WRITTEN PROBLEM:
Your task is to transcribe all of the records exactly and leave out the pictures.

• • • •

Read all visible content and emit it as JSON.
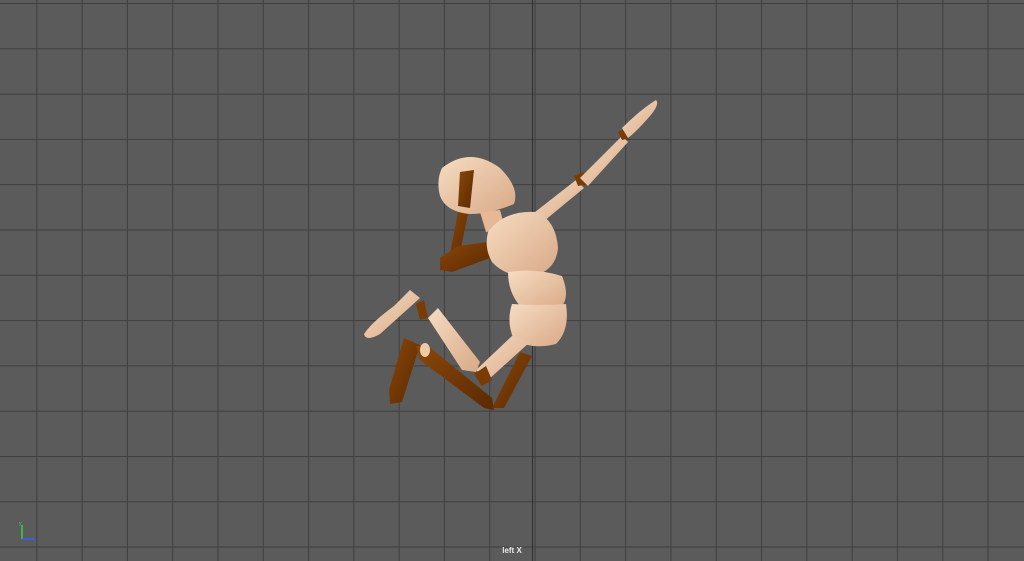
{
  "viewport": {
    "camera_label": "left X",
    "background_color": "#5b5b5b",
    "grid_color": "#3f3f3f",
    "grid": true
  },
  "model": {
    "skin_color": "#f0c9a8",
    "far_side_color": "#7a3c05"
  },
  "axis_gizmo": {
    "icon": "axis-gizmo-icon",
    "y_color": "#3cd23c",
    "z_color": "#3a5cff"
  }
}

• • • •

REPLY:
Read all visible content and emit it as JSON.
{
  "viewport": {
    "camera_label": "left X",
    "background_color": "#5b5b5b",
    "grid_color": "#3f3f3f",
    "grid": true
  },
  "model": {
    "skin_color": "#f0c9a8",
    "far_side_color": "#7a3c05"
  },
  "axis_gizmo": {
    "icon": "axis-gizmo-icon",
    "y_color": "#3cd23c",
    "z_color": "#3a5cff"
  }
}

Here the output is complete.